**Sayfa Alıntısı:**
-*-
12 Temmuz 2012 Perşembe

ya da buna yakın bişiler

yine bi fotorro serisi kullanmayla başlıorum yazmaya... bu hafta yogundu bitti sonunda (yani sayılır :)


bugün istifa mektubumu yazdım ve imzaladım. hatta biraz önce.. çok büyük bir adım gibi geliyor baştan, böle o anı özelleştirmeye çalıştım içimde, erteledim de erteledim, bu hafta dedim, yarın dedim, biraz önce yaptım.. hiç de ööle, abartmaya çalıştığım kadar diil..
bizlere kocaman adımlar atmanın korkunç şeyler olduğu aşılatılıyor sanki.. ki, benim gibi olmadık şeylere takılan biri için..  hareket etmek zoraki geliyor, tedirginlik veriyor.. ama hareket ederken de bakıyosun, yok yahu o kadar da değil? o oluyo, bu oluyo? şu oluyo? bi bakıyosun seneler geçiyo.. sürekli aynı odanın içerisinde, aynı mobilyaları döndürüp durmuşun ne farkeder? oda aynı oda?
-*-
Bir veri kümesinden satırlar:
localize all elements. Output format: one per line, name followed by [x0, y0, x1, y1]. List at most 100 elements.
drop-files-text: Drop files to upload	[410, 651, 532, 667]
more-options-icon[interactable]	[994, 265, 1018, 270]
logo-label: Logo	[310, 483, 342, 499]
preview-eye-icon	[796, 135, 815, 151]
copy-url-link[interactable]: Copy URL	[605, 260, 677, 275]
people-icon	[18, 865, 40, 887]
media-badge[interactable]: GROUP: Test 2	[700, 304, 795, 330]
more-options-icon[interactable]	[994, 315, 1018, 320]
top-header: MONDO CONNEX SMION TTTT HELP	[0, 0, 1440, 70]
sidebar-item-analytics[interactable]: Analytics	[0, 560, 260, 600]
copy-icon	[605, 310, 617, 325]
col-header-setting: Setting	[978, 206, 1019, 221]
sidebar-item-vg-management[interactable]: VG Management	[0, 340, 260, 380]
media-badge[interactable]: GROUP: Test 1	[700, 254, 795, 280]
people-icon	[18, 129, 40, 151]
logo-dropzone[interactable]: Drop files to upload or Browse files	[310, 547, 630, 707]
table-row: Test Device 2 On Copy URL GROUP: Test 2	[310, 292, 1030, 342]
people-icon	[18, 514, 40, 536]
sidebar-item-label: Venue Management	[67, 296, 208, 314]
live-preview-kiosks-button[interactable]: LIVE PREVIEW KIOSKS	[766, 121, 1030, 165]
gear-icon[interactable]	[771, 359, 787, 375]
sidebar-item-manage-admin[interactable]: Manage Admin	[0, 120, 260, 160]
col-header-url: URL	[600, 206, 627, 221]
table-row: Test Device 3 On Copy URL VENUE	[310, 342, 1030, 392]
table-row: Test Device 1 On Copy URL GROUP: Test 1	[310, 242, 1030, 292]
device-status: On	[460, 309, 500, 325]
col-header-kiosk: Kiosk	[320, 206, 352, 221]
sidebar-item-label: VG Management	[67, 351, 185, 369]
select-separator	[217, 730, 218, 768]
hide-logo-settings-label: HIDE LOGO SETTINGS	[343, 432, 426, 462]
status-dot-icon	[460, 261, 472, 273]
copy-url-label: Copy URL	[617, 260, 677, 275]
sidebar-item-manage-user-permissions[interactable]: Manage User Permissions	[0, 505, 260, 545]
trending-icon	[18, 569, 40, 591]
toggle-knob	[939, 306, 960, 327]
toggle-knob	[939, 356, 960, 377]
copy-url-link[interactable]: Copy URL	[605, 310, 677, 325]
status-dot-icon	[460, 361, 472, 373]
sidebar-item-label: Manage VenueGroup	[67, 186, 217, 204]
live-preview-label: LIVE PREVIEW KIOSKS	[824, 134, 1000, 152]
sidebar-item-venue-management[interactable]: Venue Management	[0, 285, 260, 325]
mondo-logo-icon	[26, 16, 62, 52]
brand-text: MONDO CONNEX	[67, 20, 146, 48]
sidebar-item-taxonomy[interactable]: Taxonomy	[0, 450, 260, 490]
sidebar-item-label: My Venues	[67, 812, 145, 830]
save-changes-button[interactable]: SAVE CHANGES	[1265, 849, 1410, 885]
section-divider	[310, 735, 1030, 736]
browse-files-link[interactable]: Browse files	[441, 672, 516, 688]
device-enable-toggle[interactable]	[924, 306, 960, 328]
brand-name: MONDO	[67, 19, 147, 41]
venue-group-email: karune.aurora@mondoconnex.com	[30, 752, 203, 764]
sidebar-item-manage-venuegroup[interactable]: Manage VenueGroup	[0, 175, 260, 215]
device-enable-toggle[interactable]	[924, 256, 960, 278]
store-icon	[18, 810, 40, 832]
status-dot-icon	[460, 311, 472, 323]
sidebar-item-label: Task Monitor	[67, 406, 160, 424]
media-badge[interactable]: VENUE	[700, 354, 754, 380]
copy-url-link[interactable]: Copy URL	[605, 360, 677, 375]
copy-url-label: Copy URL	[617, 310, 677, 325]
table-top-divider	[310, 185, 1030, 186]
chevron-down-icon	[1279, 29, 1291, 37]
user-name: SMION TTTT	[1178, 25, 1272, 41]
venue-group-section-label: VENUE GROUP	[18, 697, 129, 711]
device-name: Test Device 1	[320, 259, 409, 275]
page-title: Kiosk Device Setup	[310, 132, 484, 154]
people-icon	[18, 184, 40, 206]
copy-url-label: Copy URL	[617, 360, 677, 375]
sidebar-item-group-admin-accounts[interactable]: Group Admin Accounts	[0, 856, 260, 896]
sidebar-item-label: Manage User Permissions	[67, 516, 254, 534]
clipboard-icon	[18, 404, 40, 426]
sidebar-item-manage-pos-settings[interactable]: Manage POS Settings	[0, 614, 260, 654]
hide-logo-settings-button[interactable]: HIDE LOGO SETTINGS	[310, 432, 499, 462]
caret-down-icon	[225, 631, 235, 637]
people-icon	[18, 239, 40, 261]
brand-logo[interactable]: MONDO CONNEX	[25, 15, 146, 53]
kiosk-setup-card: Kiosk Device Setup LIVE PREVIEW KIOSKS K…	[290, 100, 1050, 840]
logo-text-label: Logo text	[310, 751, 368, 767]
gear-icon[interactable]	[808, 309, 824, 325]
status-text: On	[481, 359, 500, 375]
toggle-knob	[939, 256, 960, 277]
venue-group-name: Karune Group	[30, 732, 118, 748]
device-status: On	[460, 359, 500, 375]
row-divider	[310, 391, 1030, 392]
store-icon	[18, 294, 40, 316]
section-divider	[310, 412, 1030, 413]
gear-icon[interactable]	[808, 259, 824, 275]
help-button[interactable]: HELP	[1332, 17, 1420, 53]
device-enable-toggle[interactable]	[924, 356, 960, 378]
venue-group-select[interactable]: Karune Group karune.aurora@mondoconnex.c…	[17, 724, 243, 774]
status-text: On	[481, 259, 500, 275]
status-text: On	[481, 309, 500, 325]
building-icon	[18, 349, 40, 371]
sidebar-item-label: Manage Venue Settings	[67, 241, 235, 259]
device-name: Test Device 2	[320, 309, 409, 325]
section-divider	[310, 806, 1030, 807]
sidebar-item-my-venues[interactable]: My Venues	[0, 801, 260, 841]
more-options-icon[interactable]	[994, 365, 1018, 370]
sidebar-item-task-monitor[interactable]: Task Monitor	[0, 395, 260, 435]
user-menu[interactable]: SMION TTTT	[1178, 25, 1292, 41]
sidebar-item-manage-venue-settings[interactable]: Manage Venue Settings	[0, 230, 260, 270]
-*-
**Görev 1:** Blog yazısına göre yazar bugün neyi yazıp imzalamış?
**Görev 2:** Blog yazısını iki cümleyle özetleyin.
**Görev 3:** Blog yazısındaki "bugün istifa mektubumu" sözlerinden başlayıp "çalıştığım kadar diil.." sözlerine kadar, bu sözler de dahil olmak üzere, bölümü olduğu gibi yazın.

**Beklenen Çıktı 1:** İstifa mektubunu yazıp imzalamış.

**Beklenen Çıktı 2:** Yazar, yoğun bir haftanın sonunda uzun süre ertelediği istifa mektubunu yazıp imzaladığını ve bunun, abartmaya çalıştığı kadar büyük bir şey olmadığını anlatıyor. Büyük adımlar atmanın korkunç bir şeymiş gibi aşılandığını, hareket etmenin tedirginlik verdiğini, ama kıpırdamadan durulursa yılların aynı odada aynı mobilyaları döndürmekle geçtiğini düşünüyor.

**Beklenen Çıktı 3:**
bugün istifa mektubumu yazdım ve imzaladım. hatta biraz önce.. çok büyük bir adım gibi geliyor baştan, böle o anı özelleştirmeye çalıştım içimde, erteledim de erteledim, bu hafta dedim, yarın dedim, biraz önce yaptım.. hiç de ööle, abartmaya çalıştığım kadar diil..